## Do this
Find every line with the word "ylabel" and give their count, nothing else.

## Information given
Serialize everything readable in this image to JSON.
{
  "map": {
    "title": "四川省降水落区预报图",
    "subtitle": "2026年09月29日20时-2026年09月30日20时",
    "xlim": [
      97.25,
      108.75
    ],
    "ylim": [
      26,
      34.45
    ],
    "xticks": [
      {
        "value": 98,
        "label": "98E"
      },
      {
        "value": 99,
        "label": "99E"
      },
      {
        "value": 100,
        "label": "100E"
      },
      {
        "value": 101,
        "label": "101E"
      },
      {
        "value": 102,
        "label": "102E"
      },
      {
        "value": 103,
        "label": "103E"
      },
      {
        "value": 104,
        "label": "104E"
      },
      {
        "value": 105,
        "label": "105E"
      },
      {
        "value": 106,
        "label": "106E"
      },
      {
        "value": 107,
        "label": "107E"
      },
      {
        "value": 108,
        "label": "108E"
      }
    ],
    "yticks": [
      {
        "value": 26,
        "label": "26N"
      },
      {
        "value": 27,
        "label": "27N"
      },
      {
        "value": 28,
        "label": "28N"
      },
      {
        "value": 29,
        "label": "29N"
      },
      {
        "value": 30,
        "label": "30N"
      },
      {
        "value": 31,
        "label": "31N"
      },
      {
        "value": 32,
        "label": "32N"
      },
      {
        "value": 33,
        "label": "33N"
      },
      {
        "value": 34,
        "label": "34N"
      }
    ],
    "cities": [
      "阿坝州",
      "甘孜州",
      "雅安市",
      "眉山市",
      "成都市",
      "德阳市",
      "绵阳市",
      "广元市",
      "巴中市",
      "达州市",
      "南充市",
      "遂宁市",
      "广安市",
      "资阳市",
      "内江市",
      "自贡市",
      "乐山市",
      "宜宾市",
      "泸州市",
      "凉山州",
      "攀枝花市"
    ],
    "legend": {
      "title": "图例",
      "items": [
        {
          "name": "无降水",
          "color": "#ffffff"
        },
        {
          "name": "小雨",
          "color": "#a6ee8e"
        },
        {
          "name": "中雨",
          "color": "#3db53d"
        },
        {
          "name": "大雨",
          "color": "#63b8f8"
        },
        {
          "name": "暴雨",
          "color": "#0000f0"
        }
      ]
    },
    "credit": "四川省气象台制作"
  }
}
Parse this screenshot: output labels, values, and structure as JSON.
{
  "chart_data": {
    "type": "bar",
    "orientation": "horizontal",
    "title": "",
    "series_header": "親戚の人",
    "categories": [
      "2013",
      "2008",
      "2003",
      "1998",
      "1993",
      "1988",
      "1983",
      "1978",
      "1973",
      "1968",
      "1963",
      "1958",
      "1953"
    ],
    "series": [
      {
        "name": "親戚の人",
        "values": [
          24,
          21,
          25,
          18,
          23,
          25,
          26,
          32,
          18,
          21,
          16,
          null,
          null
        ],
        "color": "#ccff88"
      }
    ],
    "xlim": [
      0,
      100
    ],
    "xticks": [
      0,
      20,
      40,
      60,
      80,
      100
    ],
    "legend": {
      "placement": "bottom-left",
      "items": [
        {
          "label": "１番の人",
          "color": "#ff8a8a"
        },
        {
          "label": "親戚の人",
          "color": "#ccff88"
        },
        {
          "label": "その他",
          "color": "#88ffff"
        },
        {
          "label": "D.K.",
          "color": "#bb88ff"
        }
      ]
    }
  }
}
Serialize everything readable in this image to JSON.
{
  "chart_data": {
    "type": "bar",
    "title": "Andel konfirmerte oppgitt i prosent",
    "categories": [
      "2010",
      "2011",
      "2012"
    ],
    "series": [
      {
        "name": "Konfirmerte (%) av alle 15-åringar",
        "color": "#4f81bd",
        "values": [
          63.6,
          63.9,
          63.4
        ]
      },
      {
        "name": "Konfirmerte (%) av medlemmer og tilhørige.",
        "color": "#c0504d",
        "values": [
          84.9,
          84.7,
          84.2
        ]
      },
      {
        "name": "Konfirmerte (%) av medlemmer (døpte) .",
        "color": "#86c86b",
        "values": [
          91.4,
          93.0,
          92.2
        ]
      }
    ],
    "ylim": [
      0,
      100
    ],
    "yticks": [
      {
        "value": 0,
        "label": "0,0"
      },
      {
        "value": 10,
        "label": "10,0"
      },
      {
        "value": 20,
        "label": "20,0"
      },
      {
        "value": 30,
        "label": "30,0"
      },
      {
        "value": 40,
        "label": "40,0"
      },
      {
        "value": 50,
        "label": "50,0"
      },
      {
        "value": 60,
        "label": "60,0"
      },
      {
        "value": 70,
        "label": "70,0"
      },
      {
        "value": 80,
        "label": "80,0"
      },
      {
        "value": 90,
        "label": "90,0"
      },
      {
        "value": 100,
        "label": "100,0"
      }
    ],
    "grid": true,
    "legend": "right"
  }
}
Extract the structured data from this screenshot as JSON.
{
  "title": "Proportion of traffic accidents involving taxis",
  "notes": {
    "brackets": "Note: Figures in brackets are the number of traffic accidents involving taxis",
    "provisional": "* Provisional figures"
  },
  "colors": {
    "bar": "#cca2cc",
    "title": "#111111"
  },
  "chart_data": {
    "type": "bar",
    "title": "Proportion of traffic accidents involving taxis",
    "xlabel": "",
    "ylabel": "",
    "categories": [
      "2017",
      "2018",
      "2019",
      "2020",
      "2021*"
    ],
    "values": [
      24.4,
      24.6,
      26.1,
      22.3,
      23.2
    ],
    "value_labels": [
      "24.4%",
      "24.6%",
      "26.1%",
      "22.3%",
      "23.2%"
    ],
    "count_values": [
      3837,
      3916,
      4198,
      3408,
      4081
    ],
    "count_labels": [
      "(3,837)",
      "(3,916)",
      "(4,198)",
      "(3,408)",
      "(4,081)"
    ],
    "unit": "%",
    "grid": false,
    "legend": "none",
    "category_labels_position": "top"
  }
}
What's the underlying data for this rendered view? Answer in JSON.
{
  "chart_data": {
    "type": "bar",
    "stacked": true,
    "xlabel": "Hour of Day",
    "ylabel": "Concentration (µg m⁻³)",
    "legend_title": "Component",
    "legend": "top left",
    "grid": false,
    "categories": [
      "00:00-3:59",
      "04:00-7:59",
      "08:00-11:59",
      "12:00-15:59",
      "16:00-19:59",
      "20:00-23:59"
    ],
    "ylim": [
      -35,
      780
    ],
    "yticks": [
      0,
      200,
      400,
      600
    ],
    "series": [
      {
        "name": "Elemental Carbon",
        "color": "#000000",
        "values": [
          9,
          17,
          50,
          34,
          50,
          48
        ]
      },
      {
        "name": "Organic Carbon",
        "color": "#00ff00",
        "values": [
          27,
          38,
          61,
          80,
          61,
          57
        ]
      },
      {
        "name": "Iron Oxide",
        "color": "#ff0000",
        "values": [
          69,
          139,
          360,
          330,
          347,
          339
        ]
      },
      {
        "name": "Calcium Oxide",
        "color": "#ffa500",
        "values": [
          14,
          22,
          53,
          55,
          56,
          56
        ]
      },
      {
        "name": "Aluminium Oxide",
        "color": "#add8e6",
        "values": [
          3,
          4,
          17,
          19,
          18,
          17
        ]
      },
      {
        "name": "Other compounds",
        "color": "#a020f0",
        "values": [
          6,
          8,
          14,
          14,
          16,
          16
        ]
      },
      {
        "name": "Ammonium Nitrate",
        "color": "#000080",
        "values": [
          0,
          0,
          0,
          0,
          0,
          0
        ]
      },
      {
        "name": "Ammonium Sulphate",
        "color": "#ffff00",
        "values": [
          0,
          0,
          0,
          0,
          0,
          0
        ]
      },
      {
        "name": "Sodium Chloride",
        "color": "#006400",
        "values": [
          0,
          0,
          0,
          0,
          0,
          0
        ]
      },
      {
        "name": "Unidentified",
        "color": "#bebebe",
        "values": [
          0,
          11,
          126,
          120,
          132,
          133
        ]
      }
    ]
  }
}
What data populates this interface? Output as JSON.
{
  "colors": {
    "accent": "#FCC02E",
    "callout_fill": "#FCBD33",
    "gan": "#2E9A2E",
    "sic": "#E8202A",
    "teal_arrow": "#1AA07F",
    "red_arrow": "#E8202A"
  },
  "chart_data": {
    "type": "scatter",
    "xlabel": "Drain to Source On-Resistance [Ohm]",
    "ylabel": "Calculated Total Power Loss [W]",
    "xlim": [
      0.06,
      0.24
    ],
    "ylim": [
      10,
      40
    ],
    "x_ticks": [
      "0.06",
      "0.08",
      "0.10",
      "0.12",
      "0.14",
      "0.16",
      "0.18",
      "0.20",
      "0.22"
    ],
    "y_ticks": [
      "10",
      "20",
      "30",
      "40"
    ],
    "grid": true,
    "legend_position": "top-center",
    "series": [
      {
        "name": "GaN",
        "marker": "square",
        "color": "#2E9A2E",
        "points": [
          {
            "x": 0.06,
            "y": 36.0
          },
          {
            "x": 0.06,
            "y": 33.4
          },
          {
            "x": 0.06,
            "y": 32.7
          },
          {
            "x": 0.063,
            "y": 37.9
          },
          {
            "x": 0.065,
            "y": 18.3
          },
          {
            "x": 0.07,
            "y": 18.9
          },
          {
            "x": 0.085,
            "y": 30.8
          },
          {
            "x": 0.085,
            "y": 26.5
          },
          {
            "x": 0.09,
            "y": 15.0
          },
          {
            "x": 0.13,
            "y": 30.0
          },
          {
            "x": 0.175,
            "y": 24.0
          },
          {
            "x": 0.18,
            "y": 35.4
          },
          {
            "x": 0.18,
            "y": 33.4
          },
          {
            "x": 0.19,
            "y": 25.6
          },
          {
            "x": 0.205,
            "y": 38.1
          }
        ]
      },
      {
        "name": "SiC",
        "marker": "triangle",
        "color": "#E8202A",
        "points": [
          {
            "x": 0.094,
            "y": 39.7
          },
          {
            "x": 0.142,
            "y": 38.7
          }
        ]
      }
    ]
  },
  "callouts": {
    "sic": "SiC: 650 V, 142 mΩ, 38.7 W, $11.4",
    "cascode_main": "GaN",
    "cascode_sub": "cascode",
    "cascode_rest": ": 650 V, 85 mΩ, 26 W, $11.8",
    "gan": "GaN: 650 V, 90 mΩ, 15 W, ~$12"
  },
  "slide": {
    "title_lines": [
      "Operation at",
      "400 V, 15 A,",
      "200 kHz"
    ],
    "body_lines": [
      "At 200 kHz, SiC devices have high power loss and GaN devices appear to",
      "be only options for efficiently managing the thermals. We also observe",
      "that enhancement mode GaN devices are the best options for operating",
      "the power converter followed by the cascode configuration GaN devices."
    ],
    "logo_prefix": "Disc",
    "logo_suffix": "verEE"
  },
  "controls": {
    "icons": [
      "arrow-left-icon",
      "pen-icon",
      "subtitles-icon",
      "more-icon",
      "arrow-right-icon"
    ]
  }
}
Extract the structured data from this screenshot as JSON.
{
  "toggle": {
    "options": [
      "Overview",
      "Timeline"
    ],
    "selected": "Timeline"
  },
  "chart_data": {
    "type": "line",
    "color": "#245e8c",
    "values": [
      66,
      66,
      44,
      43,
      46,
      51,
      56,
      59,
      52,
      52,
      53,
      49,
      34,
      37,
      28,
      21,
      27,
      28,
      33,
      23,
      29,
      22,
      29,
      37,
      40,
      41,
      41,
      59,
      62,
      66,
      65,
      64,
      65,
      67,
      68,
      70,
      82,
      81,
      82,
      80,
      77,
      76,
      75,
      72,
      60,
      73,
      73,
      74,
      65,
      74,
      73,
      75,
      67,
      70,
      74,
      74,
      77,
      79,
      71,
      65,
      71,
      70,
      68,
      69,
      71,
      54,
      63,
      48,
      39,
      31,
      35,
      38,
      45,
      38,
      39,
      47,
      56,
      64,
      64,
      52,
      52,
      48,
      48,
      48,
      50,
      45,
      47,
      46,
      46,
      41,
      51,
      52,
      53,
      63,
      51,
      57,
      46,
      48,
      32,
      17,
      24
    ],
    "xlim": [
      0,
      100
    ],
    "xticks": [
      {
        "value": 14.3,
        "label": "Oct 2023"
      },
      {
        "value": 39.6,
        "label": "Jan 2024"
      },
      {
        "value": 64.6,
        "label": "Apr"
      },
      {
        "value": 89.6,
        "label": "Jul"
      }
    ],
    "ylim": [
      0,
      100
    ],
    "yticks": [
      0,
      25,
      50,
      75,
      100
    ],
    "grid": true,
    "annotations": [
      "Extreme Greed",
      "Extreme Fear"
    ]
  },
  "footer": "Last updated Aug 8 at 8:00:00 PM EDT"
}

## Exercise response
3